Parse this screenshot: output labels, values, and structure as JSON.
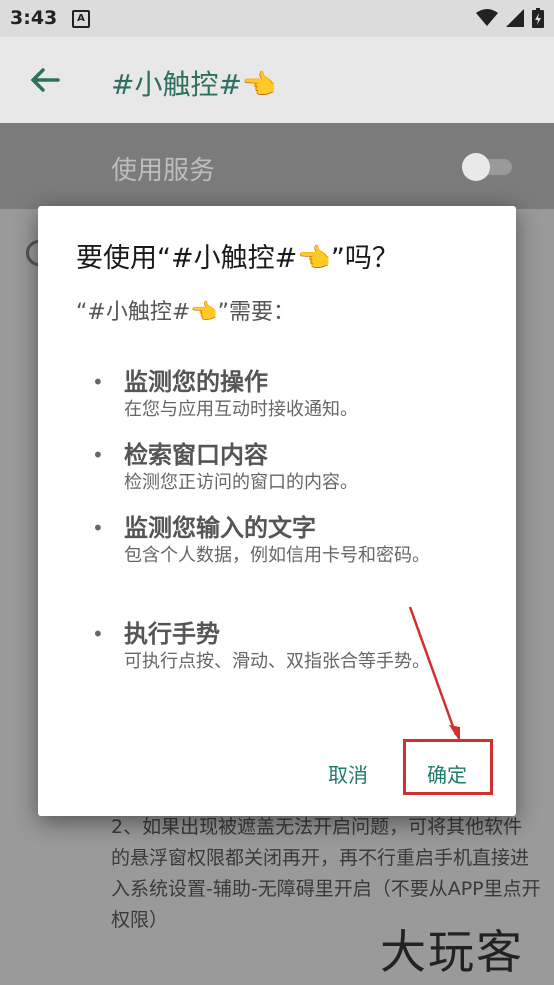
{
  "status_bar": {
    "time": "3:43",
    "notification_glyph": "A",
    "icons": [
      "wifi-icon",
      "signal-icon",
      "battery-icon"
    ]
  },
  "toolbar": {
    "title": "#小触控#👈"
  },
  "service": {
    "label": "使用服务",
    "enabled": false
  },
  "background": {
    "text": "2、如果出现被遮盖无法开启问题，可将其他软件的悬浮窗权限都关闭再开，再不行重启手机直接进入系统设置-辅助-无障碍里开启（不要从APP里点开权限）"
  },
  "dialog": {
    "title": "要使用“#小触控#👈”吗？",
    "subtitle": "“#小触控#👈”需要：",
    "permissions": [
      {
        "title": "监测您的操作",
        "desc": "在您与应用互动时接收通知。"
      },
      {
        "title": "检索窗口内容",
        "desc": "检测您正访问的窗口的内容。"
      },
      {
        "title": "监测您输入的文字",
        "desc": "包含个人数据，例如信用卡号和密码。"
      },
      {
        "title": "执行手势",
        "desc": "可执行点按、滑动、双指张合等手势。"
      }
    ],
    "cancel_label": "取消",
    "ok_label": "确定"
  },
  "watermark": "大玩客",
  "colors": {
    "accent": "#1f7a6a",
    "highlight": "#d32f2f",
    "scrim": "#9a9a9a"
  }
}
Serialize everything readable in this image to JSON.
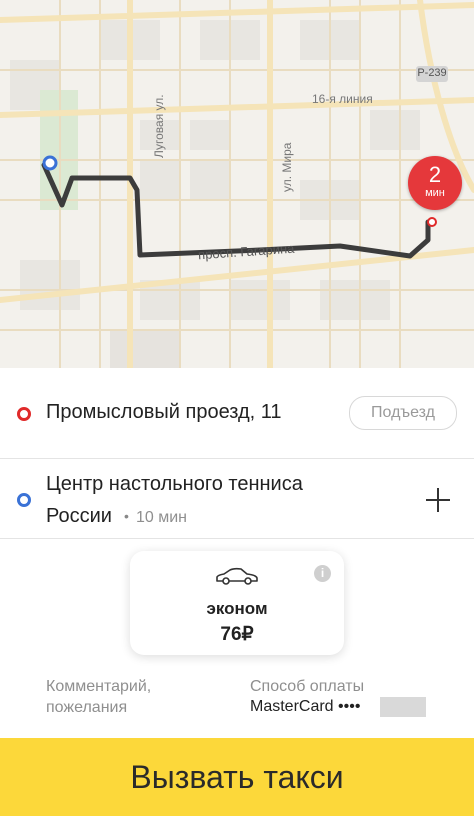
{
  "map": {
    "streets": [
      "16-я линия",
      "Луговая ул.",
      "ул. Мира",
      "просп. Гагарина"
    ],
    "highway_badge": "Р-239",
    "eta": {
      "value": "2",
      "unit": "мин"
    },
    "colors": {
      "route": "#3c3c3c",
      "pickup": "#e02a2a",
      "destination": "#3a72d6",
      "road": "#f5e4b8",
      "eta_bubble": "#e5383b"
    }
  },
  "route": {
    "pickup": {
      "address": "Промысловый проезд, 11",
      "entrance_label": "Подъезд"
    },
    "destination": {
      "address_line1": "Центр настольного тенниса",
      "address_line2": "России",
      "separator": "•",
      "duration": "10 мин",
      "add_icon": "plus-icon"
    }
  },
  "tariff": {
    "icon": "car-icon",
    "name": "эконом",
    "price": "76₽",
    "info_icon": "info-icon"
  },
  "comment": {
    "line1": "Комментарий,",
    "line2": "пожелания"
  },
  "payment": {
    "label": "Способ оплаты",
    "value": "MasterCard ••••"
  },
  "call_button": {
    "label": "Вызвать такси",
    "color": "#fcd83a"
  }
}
┄┄┄┄┄┄┄┄┄┄
▶ What you should do: Give the data again exactly as written, with all pictures left out.

▶ Complete answer:
Parse this screenshot: output labels, values, and structure as JSON.
{
  "status_bar": {
    "time": "3:43",
    "notification_glyph": "A",
    "icons": [
      "wifi-icon",
      "signal-icon",
      "battery-icon"
    ]
  },
  "toolbar": {
    "title": "#小触控#👈"
  },
  "service": {
    "label": "使用服务",
    "enabled": false
  },
  "background": {
    "text": "2、如果出现被遮盖无法开启问题，可将其他软件的悬浮窗权限都关闭再开，再不行重启手机直接进入系统设置-辅助-无障碍里开启（不要从APP里点开权限）"
  },
  "dialog": {
    "title": "要使用“#小触控#👈”吗？",
    "subtitle": "“#小触控#👈”需要：",
    "permissions": [
      {
        "title": "监测您的操作",
        "desc": "在您与应用互动时接收通知。"
      },
      {
        "title": "检索窗口内容",
        "desc": "检测您正访问的窗口的内容。"
      },
      {
        "title": "监测您输入的文字",
        "desc": "包含个人数据，例如信用卡号和密码。"
      },
      {
        "title": "执行手势",
        "desc": "可执行点按、滑动、双指张合等手势。"
      }
    ],
    "cancel_label": "取消",
    "ok_label": "确定"
  },
  "watermark": "大玩客",
  "colors": {
    "accent": "#1f7a6a",
    "highlight": "#d32f2f",
    "scrim": "#9a9a9a"
  }
}
Serialize everything readable in this image to JSON.
{
  "map": {
    "streets": [
      "16-я линия",
      "Луговая ул.",
      "ул. Мира",
      "просп. Гагарина"
    ],
    "highway_badge": "Р-239",
    "eta": {
      "value": "2",
      "unit": "мин"
    },
    "colors": {
      "route": "#3c3c3c",
      "pickup": "#e02a2a",
      "destination": "#3a72d6",
      "road": "#f5e4b8",
      "eta_bubble": "#e5383b"
    }
  },
  "route": {
    "pickup": {
      "address": "Промысловый проезд, 11",
      "entrance_label": "Подъезд"
    },
    "destination": {
      "address_line1": "Центр настольного тенниса",
      "address_line2": "России",
      "separator": "•",
      "duration": "10 мин",
      "add_icon": "plus-icon"
    }
  },
  "tariff": {
    "icon": "car-icon",
    "name": "эконом",
    "price": "76₽",
    "info_icon": "info-icon"
  },
  "comment": {
    "line1": "Комментарий,",
    "line2": "пожелания"
  },
  "payment": {
    "label": "Способ оплаты",
    "value": "MasterCard ••••"
  },
  "call_button": {
    "label": "Вызвать такси",
    "color": "#fcd83a"
  }
}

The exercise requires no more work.